— Start —
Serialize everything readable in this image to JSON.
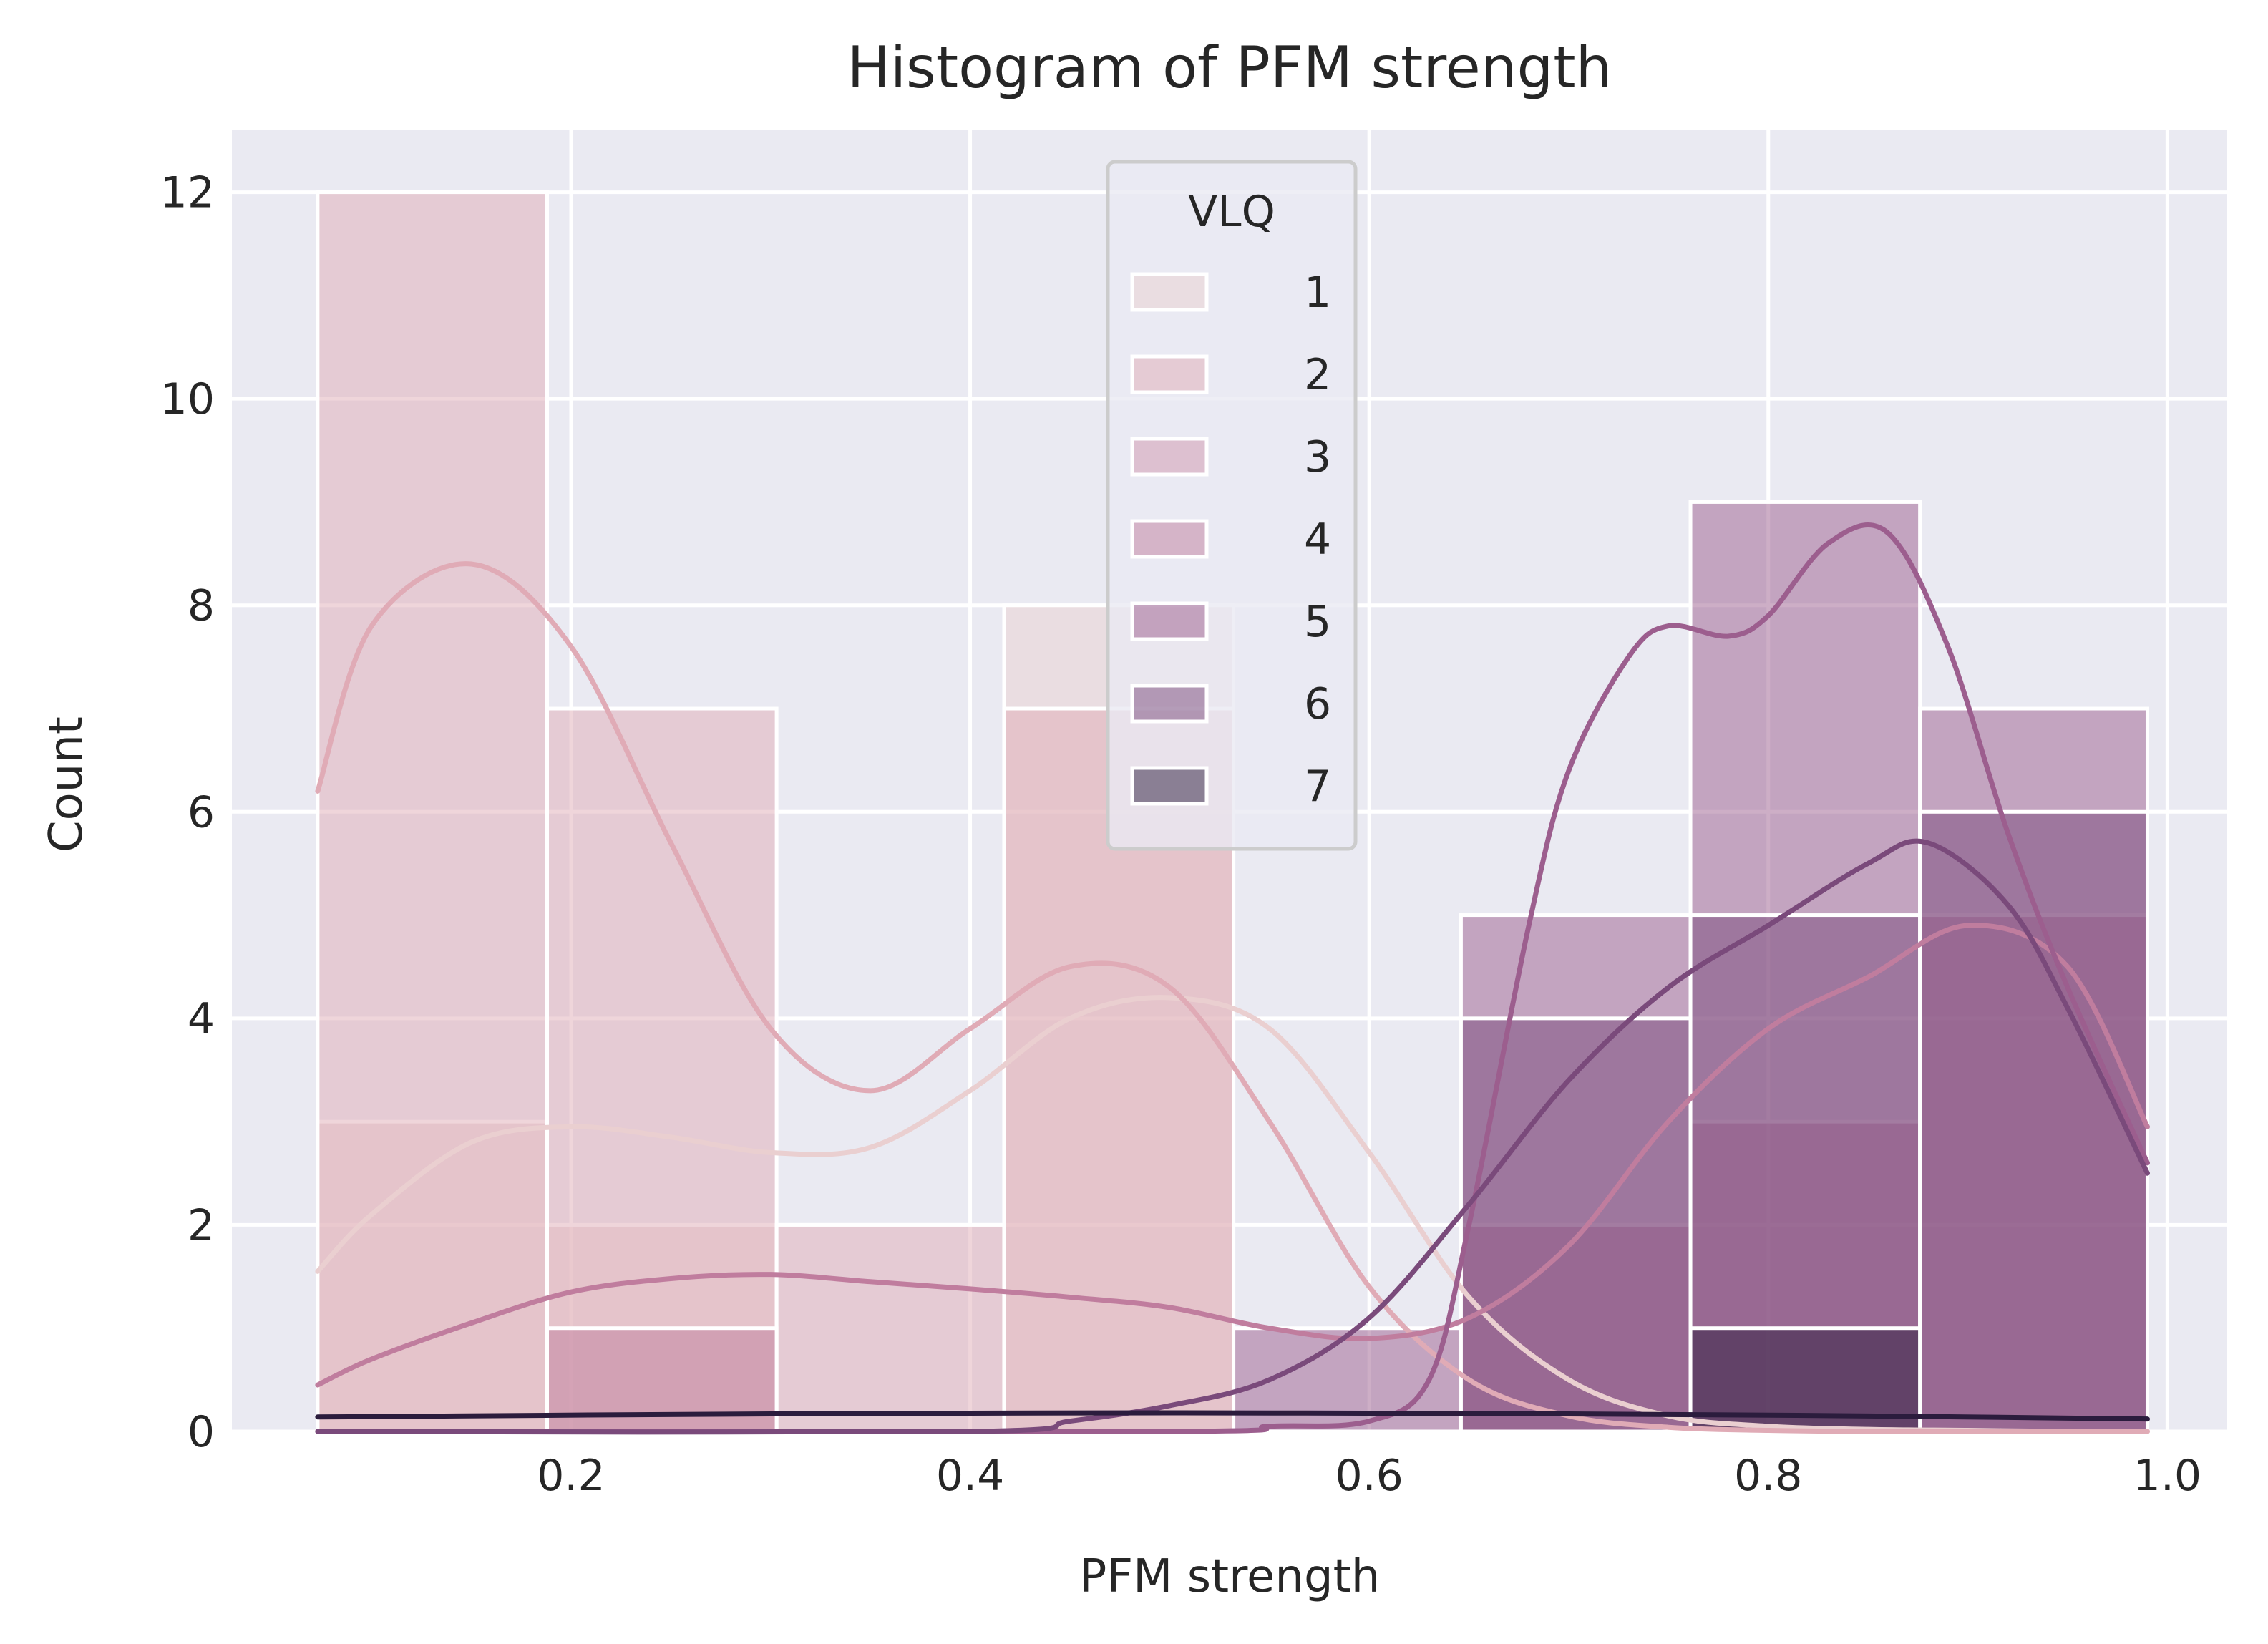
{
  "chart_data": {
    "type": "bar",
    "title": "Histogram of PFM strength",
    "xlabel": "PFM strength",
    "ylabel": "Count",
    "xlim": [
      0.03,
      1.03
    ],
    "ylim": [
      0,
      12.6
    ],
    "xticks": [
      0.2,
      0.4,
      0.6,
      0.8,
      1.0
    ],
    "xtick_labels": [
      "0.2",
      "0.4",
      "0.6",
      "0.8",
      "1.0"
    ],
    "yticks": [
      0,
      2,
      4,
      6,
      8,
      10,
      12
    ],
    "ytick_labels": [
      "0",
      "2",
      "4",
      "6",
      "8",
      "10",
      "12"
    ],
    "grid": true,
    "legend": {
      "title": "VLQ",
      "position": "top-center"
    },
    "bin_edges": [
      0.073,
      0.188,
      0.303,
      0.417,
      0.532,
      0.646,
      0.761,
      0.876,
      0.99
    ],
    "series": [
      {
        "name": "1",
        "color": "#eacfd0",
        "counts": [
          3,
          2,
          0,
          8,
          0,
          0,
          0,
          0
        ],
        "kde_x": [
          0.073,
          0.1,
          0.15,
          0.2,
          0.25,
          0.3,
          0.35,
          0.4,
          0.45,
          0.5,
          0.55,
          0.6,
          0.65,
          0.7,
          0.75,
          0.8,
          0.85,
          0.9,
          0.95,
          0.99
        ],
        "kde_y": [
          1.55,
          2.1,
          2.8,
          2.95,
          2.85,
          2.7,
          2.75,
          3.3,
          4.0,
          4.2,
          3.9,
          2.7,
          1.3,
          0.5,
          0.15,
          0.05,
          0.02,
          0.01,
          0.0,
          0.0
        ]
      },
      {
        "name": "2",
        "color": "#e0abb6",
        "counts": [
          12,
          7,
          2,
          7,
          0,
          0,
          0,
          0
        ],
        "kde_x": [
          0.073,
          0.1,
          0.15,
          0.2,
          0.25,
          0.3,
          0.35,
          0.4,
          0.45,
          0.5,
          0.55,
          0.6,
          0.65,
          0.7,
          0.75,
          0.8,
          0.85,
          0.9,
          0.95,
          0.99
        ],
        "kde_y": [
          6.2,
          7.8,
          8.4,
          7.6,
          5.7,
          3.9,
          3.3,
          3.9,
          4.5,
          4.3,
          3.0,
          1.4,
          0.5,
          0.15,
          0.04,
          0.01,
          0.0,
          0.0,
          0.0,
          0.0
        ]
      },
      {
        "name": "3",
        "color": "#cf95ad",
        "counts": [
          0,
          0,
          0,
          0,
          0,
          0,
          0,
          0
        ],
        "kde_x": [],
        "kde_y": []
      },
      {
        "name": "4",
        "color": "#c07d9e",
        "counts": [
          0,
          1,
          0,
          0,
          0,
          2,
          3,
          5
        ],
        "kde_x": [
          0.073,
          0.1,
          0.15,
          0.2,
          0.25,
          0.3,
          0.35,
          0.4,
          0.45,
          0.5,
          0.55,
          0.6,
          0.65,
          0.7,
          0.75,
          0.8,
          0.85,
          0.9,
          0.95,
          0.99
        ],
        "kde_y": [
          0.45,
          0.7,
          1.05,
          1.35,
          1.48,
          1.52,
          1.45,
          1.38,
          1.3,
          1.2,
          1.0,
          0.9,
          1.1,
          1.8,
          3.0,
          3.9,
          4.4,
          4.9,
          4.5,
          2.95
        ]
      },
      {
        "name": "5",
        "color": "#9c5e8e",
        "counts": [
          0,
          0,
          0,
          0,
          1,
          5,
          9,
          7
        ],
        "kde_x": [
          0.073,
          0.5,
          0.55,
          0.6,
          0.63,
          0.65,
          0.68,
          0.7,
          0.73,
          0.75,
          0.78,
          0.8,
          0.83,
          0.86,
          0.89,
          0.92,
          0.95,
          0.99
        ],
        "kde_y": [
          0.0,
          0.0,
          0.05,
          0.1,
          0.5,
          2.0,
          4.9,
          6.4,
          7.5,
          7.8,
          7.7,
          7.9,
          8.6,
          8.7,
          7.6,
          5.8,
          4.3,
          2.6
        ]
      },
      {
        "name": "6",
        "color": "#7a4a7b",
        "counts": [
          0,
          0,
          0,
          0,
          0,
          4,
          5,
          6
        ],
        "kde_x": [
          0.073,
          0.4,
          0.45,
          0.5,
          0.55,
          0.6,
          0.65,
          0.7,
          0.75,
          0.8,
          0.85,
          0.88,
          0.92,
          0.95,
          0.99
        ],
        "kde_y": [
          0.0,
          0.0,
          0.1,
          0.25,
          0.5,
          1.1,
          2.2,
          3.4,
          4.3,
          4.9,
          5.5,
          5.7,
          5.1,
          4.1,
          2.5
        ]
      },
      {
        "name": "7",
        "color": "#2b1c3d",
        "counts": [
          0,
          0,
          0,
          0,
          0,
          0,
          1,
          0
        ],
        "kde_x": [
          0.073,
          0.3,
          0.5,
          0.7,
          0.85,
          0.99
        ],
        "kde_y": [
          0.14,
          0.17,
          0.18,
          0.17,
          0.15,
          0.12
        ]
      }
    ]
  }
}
— End —
From the material above, count the lines that include "title" and give only the total.

2